═══ Data lines ═══
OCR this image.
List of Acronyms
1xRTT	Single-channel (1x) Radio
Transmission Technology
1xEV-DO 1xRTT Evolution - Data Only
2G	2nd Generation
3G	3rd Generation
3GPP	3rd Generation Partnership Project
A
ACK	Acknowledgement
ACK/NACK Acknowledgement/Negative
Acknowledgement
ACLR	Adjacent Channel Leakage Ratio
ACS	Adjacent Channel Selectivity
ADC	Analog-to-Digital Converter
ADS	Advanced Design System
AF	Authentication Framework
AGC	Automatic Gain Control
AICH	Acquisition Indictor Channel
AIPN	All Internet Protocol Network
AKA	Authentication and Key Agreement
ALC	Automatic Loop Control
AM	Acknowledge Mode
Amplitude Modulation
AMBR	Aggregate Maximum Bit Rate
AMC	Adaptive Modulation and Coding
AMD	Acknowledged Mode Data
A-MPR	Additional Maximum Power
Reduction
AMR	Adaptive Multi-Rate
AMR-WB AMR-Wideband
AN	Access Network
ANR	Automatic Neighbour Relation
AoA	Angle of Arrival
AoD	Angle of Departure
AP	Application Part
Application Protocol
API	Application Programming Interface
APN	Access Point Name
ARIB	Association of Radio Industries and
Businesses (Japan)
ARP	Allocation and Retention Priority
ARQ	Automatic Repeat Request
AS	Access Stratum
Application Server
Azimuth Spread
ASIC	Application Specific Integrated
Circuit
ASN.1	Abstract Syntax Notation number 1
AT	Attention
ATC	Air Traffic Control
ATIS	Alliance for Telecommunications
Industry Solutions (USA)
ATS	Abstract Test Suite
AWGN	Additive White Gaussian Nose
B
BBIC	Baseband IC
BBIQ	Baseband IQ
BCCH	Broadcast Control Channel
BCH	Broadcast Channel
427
═══
Give only the number of lines in the material above that hold the word "Adaptive".

» **Response to the exercise**
2